* _Task details_
In the post about Java concurrency, what values did the writer expect the arrayList to hold?

=== Text excerpt ===

简体   繁体   中英

Java concurrency issue - Locks and Synchronize method

I am working on Re entrant locks and trying to correlate it with Synchronize. However both these classes are giving me unexpected results. I am expecting the arrayList to have 0 to 9. but that value never comes in both these programs. Please suggest. With lock:

package Threads;

import java.util.ArrayList;
import java.util.concurrent.ExecutorService;
import java.util.concurrent.Executors;
import java.util.concurrent.locks.Lock;
import java.util.concurrent.locks.ReentrantLock;

public class Locking {

    Lock lock = new ReentrantLock(true);
    ArrayList<Integer> al = new ArrayList<Integer>();
    static int count = 0;

    public void producer() {
        lock.lock();
        count++;
        al.add(count);
        System.out.println(al);
        try {
            Thread.sleep(5000);
        } catch (InterruptedException e) {
            // TODO Auto-generated catch block
            e.printStackTrace();
        } finally {
            lock.unlock();
        }
        // System.out.println("I came out of this block:"+Thread.currentThread().getName());
    }

    public void consumer() {
    }

    public static void main(String[] args) {
        // ExecutorService ex= Executors.newCachedThreadPool();
        ExecutorService ex = Executors.newFixedThreadPool(10);

        for (int i = 0; i < 10; i++) {
            ex.submit(new Runnable() {

                @Override
                public void run() {
                    try {
                        Thread.sleep(2000);
                    } catch (InterruptedException e) {
                        // TODO Auto-generated catch block
                        e.printStackTrace();
                    }
                    new Locking().producer();
                }

            });
        }
        ex.shutdown();
    }
}

With synchronize:

package Threads;

import java.util.ArrayList;
import java.util.Collections;
import java.util.concurrent.ExecutorService;
import java.util.concurrent.Executors;

public class LockwithSynchronize {

    ArrayList<Integer> al = new ArrayList<Integer>();
    static int count = 0;

    public synchronized void producer() {
        count++;
        al.add(count);
        System.out.println(al);
        try {
            Thread.sleep(5000);
            // System.out.println("I came out of this block:"+Thread.currentThread().getName());
        } catch (InterruptedException e) {
            // TODO Auto-generated catch block
            e.printStackTrace();
        }
    }

    public static void main(String[] args) {
        // ExecutorService ex= Executors.newCachedThreadPool();
        ExecutorService ex = Executors.newFixedThreadPool(10);

        for (int i = 0; i < 10; i++) {
            ex.submit(new Runnable() {
                @Override
                public void run() {
                    try {
                        Thread.sleep(2000);
                    } catch (InterruptedException e) {
                        // TODO Auto-generated catch block
                        e.printStackTrace();
                    }
                    new LockwithSynchronize().producer();
                }
            });
        }
        ex.shutdown();
    }

}

There are so many things wrong with this.

=== Data shown ===

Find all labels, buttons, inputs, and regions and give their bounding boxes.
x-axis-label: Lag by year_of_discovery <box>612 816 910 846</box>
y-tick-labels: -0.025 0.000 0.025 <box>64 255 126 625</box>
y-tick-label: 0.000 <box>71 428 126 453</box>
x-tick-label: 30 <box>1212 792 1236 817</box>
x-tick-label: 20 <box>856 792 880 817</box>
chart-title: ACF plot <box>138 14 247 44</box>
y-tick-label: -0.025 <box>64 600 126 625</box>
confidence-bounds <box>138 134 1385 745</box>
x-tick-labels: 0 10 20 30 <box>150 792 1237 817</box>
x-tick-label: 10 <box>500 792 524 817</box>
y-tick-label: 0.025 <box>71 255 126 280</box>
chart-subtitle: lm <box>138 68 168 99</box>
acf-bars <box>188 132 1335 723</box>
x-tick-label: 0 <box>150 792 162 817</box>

===

* _Task response_
0 to 9.